--- START RECORDED DATA ---

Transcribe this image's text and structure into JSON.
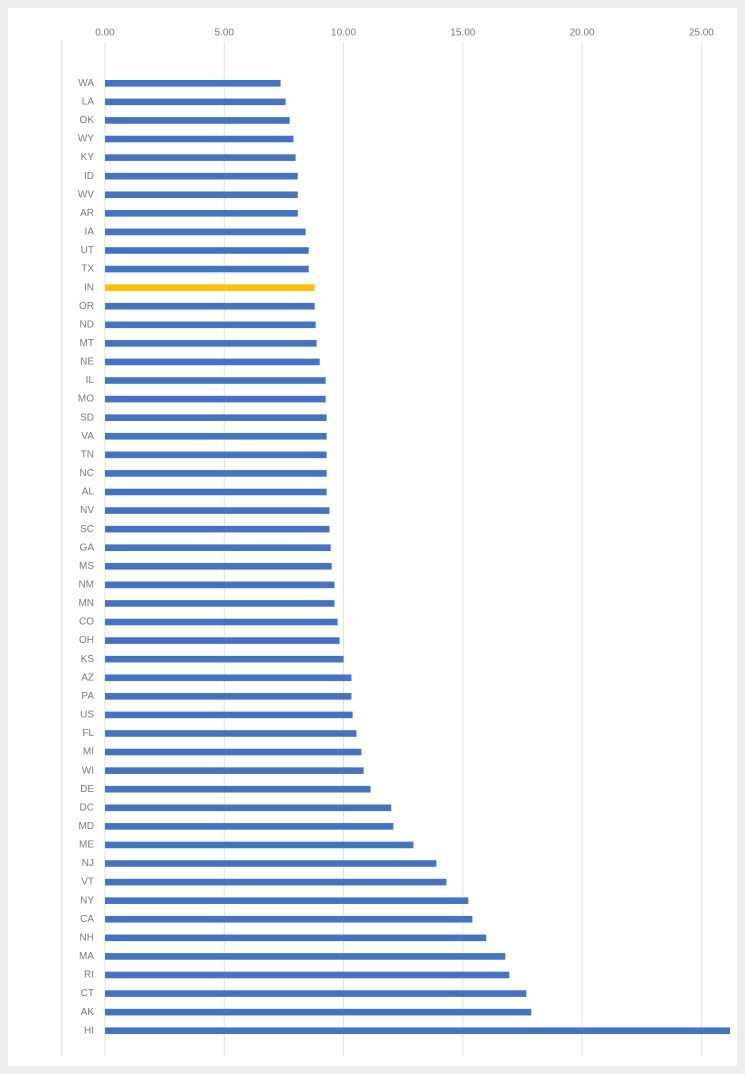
{
  "chart_data": {
    "type": "barh",
    "categories": [
      "WA",
      "LA",
      "OK",
      "WY",
      "KY",
      "ID",
      "WV",
      "AR",
      "IA",
      "UT",
      "TX",
      "IN",
      "OR",
      "ND",
      "MT",
      "NE",
      "IL",
      "MO",
      "SD",
      "VA",
      "TN",
      "NC",
      "AL",
      "NV",
      "SC",
      "GA",
      "MS",
      "NM",
      "MN",
      "CO",
      "OH",
      "KS",
      "AZ",
      "PA",
      "US",
      "FL",
      "MI",
      "WI",
      "DE",
      "DC",
      "MD",
      "ME",
      "NJ",
      "VT",
      "NY",
      "CA",
      "NH",
      "MA",
      "RI",
      "CT",
      "AK",
      "HI"
    ],
    "values": [
      7.36,
      7.57,
      7.74,
      7.9,
      7.99,
      8.08,
      8.08,
      8.08,
      8.41,
      8.54,
      8.54,
      8.79,
      8.79,
      8.83,
      8.87,
      9.0,
      9.25,
      9.25,
      9.29,
      9.29,
      9.29,
      9.29,
      9.29,
      9.41,
      9.41,
      9.46,
      9.5,
      9.62,
      9.62,
      9.75,
      9.83,
      10.0,
      10.33,
      10.33,
      10.38,
      10.54,
      10.75,
      10.84,
      11.13,
      12.0,
      12.09,
      12.93,
      13.89,
      14.31,
      15.23,
      15.4,
      15.98,
      16.78,
      16.95,
      17.66,
      17.87,
      26.2
    ],
    "colors": [
      "#4472c4",
      "#4472c4",
      "#4472c4",
      "#4472c4",
      "#4472c4",
      "#4472c4",
      "#4472c4",
      "#4472c4",
      "#4472c4",
      "#4472c4",
      "#4472c4",
      "#ffc000",
      "#4472c4",
      "#4472c4",
      "#4472c4",
      "#4472c4",
      "#4472c4",
      "#4472c4",
      "#4472c4",
      "#4472c4",
      "#4472c4",
      "#4472c4",
      "#4472c4",
      "#4472c4",
      "#4472c4",
      "#4472c4",
      "#4472c4",
      "#4472c4",
      "#4472c4",
      "#4472c4",
      "#4472c4",
      "#4472c4",
      "#4472c4",
      "#4472c4",
      "#4472c4",
      "#4472c4",
      "#4472c4",
      "#4472c4",
      "#4472c4",
      "#4472c4",
      "#4472c4",
      "#4472c4",
      "#4472c4",
      "#4472c4",
      "#4472c4",
      "#4472c4",
      "#4472c4",
      "#4472c4",
      "#4472c4",
      "#4472c4",
      "#4472c4",
      "#4472c4"
    ],
    "xlim": [
      0,
      26.2
    ],
    "xticks": [
      {
        "value": 0,
        "label": "0.00"
      },
      {
        "value": 5,
        "label": "5.00"
      },
      {
        "value": 10,
        "label": "10.00"
      },
      {
        "value": 15,
        "label": "15.00"
      },
      {
        "value": 20,
        "label": "20.00"
      },
      {
        "value": 25,
        "label": "25.00"
      }
    ],
    "grid": true
  }
}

--- END RECORDED DATA ---

» **DESCRIPTION OF THE TASK**
Filter the records above for "label" and copy every matching line.

» **SOLUTION FOR THIS EXERCISE**
        "label": "0.00"
        "label": "5.00"
        "label": "10.00"
        "label": "15.00"
        "label": "20.00"
        "label": "25.00"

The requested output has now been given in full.